-------- Records supplied --------

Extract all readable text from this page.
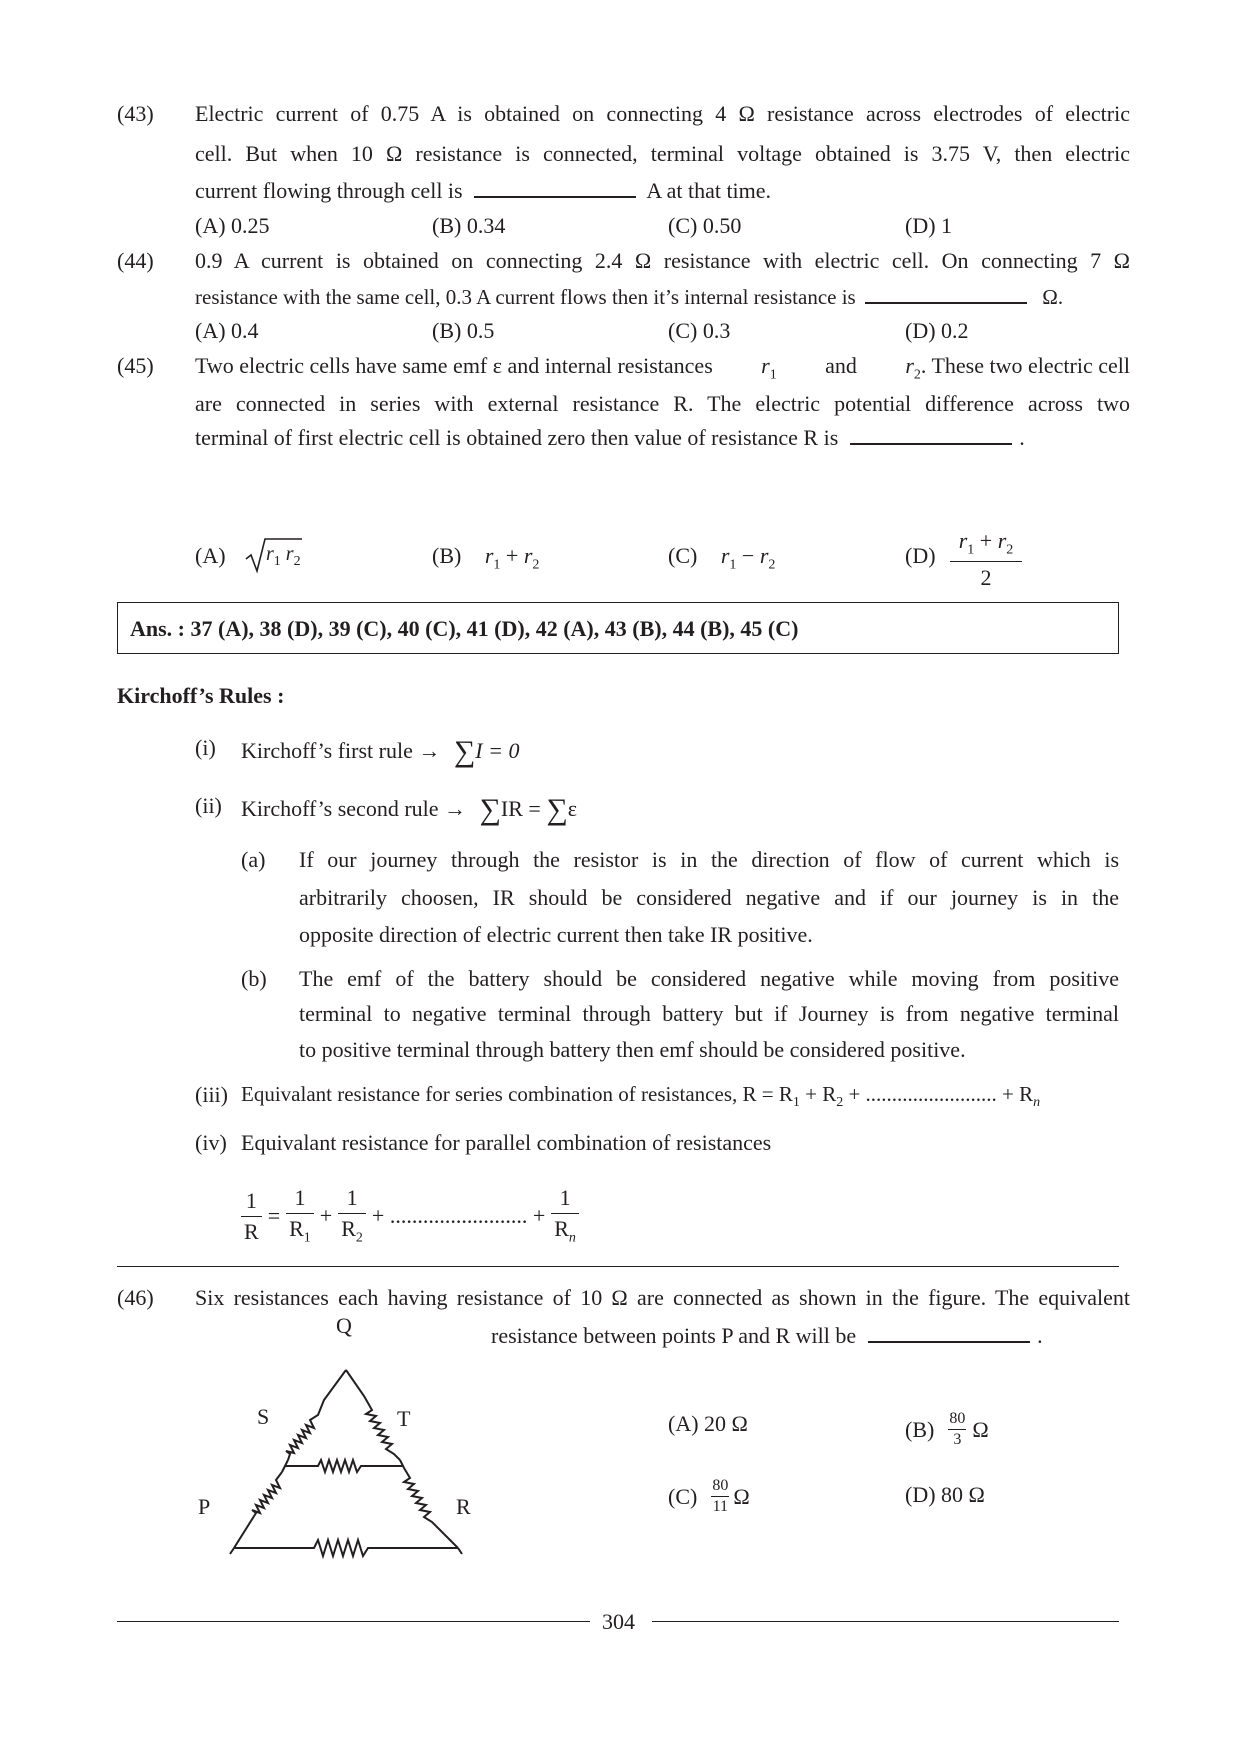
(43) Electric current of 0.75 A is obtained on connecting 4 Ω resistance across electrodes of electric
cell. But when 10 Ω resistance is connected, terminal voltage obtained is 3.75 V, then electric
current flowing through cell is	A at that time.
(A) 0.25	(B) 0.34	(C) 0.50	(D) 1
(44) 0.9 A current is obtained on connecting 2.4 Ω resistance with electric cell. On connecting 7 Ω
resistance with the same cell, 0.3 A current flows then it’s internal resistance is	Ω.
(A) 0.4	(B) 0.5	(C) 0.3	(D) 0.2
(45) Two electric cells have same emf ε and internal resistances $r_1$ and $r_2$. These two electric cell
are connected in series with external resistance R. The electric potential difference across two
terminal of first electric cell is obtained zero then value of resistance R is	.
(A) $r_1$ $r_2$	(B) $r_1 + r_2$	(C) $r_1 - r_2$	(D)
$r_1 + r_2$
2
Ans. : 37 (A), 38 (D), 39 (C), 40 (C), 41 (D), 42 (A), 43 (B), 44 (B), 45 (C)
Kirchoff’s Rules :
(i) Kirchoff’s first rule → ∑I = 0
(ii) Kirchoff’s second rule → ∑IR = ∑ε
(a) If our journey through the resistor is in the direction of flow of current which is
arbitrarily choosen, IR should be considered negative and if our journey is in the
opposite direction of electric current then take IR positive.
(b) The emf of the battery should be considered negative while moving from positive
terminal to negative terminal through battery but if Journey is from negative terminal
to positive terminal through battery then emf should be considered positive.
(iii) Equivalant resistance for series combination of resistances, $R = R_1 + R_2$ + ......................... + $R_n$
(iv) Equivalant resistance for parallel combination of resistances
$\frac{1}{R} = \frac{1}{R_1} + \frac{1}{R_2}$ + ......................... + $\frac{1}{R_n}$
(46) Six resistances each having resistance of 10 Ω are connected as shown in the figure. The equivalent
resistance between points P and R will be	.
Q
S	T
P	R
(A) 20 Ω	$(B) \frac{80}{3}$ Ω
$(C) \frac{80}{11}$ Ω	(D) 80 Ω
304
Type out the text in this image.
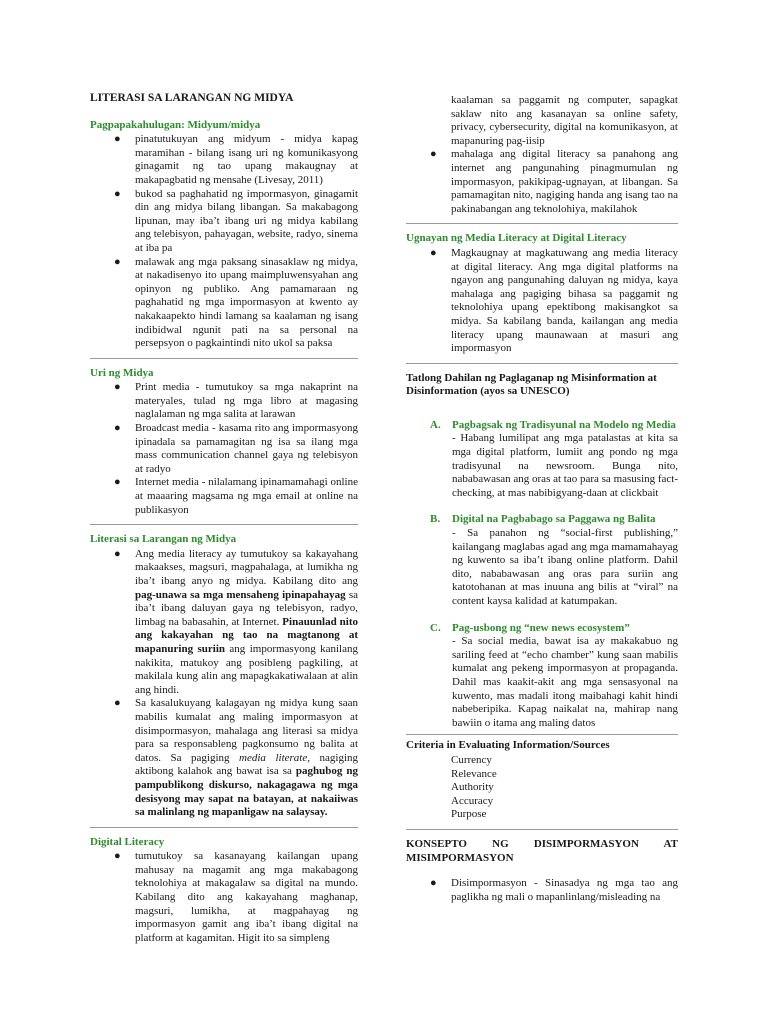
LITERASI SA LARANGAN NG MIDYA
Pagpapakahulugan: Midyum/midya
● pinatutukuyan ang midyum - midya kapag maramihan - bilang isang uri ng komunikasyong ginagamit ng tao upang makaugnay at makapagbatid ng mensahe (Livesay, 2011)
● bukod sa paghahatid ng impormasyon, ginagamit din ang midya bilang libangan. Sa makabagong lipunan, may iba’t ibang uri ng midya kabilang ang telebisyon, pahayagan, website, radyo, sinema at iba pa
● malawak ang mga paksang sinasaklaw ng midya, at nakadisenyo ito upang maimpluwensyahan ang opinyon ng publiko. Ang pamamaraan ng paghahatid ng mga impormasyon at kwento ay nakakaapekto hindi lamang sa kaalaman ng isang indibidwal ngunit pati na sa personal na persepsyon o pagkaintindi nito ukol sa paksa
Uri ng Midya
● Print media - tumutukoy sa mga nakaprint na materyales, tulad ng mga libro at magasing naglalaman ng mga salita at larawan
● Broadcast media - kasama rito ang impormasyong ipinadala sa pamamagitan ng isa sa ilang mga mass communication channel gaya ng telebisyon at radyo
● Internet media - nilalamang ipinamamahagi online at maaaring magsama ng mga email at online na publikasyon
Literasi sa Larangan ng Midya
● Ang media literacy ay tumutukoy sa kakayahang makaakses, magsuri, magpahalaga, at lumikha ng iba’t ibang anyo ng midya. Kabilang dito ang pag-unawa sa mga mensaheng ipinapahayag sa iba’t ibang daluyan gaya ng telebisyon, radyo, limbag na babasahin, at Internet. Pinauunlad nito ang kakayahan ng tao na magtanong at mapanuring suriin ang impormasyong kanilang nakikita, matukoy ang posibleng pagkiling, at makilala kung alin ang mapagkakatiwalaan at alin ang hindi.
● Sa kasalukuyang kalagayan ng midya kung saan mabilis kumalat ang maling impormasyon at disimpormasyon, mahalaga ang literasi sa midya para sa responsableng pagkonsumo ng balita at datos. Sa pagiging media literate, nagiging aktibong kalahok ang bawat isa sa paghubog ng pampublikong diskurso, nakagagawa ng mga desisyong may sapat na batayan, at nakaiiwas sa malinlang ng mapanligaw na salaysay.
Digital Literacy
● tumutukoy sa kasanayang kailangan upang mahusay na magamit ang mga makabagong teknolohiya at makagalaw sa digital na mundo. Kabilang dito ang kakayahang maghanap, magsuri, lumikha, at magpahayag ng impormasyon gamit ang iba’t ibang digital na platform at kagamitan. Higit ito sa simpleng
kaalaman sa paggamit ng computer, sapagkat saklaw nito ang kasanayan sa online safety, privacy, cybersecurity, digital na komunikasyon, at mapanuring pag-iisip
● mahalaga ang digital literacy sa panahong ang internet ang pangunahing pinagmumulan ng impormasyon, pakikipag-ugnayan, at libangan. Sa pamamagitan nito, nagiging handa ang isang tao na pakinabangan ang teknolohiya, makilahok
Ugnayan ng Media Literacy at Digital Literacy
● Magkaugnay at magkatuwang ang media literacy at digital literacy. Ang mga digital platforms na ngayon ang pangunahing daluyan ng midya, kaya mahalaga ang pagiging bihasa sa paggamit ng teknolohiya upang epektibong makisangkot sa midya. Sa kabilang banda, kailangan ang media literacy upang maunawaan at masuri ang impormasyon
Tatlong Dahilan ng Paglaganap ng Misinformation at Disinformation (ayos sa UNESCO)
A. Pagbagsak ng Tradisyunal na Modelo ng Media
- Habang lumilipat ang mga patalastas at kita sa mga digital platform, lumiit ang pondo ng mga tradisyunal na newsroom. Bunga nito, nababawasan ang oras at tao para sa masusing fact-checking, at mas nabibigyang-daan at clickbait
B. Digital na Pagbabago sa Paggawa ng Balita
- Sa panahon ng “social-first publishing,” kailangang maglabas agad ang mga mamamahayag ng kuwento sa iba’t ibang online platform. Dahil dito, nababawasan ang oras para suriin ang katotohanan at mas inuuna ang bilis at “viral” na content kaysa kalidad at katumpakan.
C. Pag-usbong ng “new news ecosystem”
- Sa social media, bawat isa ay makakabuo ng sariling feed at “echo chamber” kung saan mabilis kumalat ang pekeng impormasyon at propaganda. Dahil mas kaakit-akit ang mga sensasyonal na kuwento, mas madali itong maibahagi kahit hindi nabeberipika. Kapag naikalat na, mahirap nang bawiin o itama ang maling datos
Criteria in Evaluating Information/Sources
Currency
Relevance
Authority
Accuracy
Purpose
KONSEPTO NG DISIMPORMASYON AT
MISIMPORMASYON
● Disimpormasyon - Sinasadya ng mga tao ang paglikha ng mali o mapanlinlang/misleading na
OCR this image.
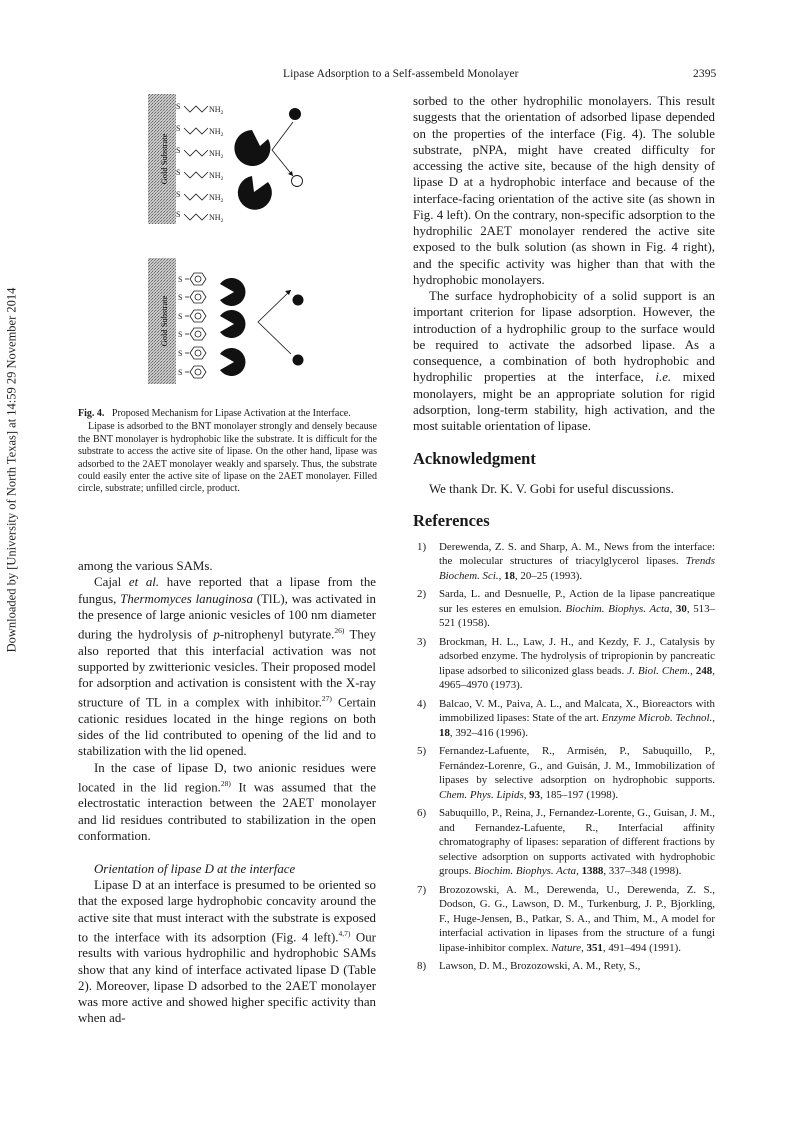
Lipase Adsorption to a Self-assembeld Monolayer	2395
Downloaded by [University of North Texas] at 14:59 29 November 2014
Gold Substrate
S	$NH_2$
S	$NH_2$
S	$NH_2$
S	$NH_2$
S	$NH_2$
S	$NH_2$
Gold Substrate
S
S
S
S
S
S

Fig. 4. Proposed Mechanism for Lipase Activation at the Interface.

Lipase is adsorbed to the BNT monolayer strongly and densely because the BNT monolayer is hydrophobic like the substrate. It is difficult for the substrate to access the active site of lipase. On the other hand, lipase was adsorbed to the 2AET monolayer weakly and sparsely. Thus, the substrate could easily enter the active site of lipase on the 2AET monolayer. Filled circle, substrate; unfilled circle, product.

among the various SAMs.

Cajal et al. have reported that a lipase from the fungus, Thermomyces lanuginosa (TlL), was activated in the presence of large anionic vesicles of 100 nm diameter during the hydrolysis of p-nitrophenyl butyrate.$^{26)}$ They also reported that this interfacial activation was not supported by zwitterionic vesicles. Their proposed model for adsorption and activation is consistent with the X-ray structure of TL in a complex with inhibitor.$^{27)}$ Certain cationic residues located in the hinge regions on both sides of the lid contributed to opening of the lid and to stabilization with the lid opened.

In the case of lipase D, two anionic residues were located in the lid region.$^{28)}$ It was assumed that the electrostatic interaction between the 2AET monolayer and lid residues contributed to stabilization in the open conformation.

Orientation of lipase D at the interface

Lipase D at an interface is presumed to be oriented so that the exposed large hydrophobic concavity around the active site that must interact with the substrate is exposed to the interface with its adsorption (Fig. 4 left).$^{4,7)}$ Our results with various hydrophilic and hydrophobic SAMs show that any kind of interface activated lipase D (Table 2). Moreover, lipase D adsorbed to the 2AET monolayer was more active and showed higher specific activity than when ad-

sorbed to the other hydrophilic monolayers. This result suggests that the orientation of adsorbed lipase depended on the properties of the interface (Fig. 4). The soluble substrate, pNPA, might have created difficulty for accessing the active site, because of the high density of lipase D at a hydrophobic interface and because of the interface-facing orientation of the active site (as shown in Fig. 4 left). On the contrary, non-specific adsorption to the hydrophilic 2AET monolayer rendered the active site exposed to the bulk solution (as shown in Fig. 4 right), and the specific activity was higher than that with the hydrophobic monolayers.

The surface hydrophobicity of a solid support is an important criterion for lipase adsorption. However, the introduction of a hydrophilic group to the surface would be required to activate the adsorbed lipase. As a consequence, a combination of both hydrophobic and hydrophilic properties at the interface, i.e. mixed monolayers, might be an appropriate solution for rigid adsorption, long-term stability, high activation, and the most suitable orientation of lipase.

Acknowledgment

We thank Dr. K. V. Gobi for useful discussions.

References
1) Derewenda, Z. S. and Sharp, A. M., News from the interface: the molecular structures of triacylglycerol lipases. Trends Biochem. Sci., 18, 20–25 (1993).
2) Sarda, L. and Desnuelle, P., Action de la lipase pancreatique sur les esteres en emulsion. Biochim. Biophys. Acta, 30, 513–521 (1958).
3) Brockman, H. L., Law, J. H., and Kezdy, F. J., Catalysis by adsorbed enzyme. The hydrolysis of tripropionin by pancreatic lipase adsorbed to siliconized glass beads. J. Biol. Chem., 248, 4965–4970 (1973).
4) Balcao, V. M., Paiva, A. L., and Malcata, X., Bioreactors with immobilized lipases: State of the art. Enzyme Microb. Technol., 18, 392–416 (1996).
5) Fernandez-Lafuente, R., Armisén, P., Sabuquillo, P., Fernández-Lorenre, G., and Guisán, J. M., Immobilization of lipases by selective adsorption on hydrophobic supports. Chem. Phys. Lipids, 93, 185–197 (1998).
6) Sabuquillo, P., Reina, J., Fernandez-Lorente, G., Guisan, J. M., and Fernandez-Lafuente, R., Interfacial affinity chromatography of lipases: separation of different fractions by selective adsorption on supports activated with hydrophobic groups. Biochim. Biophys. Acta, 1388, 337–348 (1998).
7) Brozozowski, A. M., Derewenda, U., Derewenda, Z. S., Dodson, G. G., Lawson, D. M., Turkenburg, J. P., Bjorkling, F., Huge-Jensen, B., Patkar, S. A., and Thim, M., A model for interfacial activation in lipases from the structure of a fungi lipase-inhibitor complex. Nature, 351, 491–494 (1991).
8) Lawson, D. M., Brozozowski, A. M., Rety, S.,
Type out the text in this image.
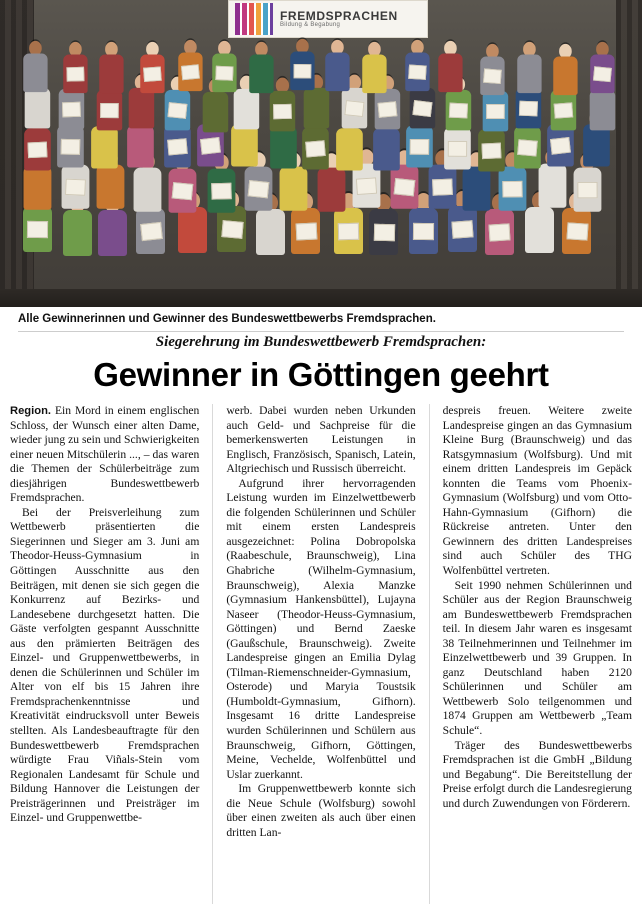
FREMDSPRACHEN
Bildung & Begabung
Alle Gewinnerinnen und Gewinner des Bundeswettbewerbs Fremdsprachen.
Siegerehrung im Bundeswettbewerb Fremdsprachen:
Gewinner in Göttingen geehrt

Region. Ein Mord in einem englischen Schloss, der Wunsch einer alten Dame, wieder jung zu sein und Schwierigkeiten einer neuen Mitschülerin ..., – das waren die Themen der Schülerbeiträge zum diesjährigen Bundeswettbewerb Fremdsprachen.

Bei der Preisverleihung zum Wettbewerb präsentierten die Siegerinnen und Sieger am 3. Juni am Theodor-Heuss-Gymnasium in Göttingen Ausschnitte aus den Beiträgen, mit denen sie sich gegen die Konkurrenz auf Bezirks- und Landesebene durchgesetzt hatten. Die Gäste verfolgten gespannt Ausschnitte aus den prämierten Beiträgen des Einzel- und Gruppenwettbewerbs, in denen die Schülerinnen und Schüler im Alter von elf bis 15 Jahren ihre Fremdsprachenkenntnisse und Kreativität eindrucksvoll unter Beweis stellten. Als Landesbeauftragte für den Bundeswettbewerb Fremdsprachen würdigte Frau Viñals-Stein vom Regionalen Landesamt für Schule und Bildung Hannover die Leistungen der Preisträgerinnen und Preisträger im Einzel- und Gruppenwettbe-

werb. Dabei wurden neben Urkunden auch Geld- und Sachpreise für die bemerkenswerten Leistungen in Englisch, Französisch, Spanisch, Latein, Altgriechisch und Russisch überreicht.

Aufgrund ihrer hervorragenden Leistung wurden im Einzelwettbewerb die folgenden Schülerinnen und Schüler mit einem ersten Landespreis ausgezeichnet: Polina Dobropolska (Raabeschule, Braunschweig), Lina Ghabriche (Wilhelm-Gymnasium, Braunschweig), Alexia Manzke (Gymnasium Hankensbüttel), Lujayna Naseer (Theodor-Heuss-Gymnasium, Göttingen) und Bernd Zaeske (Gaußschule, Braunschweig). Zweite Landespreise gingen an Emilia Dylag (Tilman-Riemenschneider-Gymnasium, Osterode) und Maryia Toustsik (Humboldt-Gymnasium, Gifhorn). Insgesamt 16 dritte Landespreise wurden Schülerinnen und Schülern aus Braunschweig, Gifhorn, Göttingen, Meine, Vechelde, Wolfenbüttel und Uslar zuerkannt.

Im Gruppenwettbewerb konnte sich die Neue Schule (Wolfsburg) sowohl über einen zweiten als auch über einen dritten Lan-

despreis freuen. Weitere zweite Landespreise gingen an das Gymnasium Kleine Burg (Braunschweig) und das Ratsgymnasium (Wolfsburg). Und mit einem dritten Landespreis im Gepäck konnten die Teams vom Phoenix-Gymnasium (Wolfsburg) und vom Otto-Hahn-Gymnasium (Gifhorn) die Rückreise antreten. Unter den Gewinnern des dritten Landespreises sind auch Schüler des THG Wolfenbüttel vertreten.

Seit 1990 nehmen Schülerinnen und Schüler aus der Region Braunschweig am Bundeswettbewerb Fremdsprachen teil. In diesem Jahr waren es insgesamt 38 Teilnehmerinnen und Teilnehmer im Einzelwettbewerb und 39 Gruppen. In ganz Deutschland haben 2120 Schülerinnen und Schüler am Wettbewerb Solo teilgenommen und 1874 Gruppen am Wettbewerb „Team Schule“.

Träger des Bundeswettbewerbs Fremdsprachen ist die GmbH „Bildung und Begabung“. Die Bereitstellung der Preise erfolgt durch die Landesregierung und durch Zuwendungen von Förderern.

--------

▶ What you have to do: Filter the preceding entries down to the lines with "Begabung".

▶ Finished task:
Bildung & Begabung
Träger des Bundeswettbewerbs Fremdsprachen ist die GmbH „Bildung und Begabung“. Die Bereitstellung der Preise erfolgt durch die Landesregierung und durch Zuwendungen von Förderern.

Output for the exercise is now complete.